Your objective:
Gather, from the listing beneath this task, every line holding the string "персональные".
-- Begin Exercise inputs --
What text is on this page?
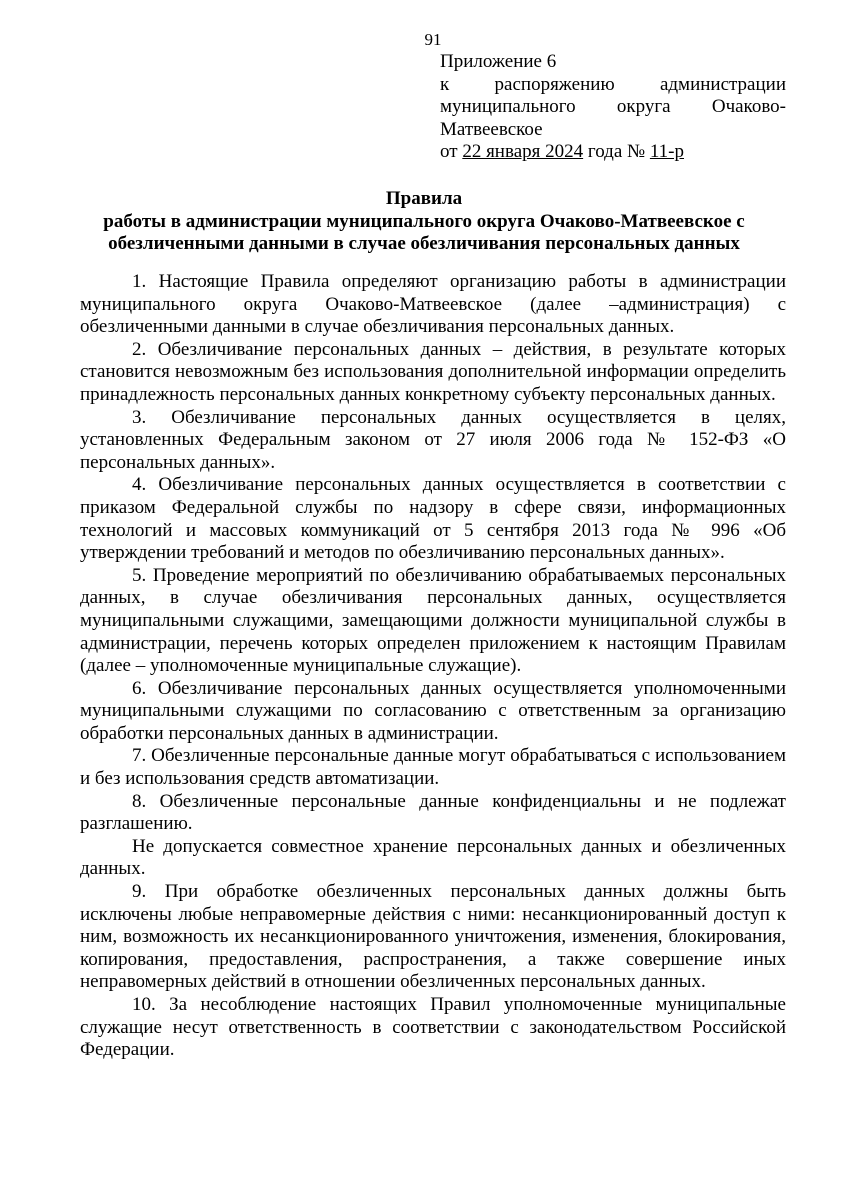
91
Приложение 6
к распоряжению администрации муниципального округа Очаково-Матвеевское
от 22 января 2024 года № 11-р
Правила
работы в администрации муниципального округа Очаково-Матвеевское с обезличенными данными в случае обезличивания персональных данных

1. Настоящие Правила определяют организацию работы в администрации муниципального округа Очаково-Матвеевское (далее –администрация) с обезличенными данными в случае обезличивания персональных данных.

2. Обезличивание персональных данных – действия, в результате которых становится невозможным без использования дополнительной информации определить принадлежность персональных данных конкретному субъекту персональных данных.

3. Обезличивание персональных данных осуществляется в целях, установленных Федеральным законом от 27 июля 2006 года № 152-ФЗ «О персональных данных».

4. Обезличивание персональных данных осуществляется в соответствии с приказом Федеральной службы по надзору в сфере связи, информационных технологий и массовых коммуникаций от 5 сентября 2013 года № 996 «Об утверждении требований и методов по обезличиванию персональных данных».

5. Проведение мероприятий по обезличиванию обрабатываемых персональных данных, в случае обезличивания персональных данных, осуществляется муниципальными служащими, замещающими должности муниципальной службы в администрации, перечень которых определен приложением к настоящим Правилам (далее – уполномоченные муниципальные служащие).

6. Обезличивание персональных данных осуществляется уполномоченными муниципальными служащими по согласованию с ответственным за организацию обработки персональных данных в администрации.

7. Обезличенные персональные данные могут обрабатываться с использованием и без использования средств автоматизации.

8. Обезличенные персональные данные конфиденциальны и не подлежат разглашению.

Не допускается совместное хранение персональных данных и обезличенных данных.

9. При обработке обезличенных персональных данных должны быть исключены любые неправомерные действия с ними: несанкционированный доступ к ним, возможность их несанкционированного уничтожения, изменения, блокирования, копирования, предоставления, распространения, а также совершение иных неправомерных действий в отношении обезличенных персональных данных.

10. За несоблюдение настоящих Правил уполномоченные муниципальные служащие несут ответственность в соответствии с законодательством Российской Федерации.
-- End Exercise inputs --
Output of the exercise:
7. Обезличенные персональные данные могут обрабатываться с использованием и без использования средств автоматизации.
8. Обезличенные персональные данные конфиденциальны и не подлежат разглашению.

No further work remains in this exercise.